▶ Task:
Lines holding the string "Shares" are the ones to copy; find them all in the data.

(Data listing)
+ + + +
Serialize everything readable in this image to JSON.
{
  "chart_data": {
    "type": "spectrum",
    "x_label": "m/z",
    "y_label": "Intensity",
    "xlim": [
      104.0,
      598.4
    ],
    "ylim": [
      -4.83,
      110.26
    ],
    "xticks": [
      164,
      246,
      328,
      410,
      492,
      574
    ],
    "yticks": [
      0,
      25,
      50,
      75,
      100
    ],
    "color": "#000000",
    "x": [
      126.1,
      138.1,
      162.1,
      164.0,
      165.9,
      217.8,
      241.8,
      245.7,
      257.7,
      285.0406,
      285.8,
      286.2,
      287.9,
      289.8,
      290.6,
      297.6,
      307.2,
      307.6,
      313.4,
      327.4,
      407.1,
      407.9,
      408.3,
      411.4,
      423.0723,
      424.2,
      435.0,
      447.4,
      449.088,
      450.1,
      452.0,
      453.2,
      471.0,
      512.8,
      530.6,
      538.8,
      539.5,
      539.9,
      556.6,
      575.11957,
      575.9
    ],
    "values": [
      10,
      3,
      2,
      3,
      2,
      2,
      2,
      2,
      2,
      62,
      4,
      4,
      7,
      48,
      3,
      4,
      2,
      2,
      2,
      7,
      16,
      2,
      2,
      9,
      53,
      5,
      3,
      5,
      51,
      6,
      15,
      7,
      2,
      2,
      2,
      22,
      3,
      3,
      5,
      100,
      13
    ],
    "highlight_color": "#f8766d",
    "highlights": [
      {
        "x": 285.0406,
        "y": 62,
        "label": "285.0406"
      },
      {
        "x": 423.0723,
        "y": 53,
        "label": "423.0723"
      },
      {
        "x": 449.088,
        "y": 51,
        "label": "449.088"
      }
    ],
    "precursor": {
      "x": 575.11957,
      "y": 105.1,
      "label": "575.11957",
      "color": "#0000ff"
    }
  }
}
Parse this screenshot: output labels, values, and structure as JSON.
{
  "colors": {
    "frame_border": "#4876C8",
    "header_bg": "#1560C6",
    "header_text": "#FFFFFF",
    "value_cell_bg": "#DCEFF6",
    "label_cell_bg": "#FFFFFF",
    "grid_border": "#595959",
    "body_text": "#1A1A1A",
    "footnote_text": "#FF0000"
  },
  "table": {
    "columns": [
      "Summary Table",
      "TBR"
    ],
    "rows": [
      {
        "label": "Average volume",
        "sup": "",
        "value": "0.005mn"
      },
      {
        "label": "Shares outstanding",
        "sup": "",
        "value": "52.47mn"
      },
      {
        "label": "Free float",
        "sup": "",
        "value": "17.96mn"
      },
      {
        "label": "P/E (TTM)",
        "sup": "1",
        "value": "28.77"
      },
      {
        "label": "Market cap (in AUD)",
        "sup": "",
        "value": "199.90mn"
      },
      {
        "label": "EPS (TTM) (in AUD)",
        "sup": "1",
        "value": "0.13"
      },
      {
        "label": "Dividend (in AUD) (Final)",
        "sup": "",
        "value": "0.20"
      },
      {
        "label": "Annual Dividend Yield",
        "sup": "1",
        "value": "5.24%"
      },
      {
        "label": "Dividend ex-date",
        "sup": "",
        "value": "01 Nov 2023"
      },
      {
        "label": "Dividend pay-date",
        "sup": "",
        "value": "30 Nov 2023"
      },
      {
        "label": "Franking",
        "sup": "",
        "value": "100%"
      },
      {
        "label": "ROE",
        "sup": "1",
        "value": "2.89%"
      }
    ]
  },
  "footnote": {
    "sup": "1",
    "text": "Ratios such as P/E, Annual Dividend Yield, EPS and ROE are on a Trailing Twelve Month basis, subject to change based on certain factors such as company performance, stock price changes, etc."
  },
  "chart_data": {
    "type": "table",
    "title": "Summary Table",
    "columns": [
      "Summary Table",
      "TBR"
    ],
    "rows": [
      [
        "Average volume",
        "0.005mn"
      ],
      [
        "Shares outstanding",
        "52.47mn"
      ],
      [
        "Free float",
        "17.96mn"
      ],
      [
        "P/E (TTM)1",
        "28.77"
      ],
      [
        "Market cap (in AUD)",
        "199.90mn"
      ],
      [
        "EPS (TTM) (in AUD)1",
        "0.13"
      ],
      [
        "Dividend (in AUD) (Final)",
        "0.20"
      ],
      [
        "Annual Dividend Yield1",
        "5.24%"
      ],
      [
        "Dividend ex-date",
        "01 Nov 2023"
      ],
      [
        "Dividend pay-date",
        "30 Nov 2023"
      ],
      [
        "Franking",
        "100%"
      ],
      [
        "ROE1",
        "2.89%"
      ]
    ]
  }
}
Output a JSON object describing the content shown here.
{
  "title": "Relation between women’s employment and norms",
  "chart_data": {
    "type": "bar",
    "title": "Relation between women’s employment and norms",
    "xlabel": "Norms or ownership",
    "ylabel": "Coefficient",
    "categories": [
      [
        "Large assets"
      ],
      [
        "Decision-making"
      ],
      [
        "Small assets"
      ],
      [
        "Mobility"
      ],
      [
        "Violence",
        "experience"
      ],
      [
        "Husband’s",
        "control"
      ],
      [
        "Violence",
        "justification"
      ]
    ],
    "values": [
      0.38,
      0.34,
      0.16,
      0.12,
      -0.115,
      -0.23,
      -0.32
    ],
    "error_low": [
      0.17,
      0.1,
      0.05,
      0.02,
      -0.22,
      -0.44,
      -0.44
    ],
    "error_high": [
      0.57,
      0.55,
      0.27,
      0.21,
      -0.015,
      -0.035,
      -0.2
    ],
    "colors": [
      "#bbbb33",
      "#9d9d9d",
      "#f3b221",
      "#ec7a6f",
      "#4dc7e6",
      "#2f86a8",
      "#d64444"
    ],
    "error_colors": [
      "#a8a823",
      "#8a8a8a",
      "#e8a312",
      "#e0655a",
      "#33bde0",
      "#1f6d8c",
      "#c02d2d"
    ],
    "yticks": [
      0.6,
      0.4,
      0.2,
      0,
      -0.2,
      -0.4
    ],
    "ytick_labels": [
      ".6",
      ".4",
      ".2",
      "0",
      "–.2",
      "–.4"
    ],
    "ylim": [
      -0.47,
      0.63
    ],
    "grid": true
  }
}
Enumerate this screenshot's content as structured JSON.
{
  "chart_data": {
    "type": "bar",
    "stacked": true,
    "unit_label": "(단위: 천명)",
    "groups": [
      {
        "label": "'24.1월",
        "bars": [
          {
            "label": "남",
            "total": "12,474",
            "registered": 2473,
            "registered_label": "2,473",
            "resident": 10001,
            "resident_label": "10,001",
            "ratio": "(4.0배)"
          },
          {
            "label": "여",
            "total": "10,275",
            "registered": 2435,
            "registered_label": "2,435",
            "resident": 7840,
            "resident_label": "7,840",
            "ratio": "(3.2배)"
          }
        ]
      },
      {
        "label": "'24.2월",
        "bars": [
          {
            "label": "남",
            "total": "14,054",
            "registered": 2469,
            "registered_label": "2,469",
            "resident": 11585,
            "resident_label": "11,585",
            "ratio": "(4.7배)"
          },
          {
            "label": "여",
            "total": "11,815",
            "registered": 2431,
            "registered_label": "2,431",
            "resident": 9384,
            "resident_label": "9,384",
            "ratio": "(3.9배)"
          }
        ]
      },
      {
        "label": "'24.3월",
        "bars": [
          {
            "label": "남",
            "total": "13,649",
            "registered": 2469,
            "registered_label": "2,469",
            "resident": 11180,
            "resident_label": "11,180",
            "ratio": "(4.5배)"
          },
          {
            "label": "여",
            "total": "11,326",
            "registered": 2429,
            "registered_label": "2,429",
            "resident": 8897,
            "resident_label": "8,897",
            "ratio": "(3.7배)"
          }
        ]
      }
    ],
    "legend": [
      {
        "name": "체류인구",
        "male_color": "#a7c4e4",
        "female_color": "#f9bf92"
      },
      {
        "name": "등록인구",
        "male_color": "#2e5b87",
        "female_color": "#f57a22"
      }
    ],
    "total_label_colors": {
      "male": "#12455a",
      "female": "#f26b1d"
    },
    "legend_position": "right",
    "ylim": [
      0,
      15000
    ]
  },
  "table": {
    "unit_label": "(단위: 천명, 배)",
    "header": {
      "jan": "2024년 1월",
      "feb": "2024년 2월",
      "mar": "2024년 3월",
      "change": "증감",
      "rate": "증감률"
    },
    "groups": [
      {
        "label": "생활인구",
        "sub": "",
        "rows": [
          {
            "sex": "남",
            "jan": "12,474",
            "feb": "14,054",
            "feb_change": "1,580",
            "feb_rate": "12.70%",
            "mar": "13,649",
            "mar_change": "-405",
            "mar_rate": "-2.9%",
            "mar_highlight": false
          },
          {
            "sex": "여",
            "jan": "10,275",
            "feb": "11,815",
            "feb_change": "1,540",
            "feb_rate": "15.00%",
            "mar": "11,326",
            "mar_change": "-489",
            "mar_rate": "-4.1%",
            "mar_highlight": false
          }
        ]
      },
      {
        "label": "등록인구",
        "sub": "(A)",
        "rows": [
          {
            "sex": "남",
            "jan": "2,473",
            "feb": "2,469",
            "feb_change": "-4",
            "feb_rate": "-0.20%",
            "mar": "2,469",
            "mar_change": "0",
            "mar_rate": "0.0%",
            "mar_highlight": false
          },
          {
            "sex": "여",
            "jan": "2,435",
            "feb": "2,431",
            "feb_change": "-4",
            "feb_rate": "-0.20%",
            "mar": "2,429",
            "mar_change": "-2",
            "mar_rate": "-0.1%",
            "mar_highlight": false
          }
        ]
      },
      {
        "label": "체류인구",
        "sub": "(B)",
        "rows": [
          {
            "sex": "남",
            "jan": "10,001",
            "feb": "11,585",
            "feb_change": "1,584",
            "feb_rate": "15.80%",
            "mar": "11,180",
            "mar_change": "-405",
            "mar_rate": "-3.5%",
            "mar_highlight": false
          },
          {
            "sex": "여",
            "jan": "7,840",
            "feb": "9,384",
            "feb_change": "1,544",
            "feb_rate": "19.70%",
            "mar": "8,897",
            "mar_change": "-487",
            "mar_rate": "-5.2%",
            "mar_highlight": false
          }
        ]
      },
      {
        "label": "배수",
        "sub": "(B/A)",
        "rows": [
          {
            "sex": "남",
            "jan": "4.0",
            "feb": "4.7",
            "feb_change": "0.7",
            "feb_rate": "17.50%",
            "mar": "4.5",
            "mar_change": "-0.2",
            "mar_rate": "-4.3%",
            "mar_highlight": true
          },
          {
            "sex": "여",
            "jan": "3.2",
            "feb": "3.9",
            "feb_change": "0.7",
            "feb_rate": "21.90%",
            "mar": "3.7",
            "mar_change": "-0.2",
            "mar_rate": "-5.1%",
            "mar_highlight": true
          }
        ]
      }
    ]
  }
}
+ + + +
▶ Output of the exercise:
        "label": "Shares outstanding",
        "Shares outstanding",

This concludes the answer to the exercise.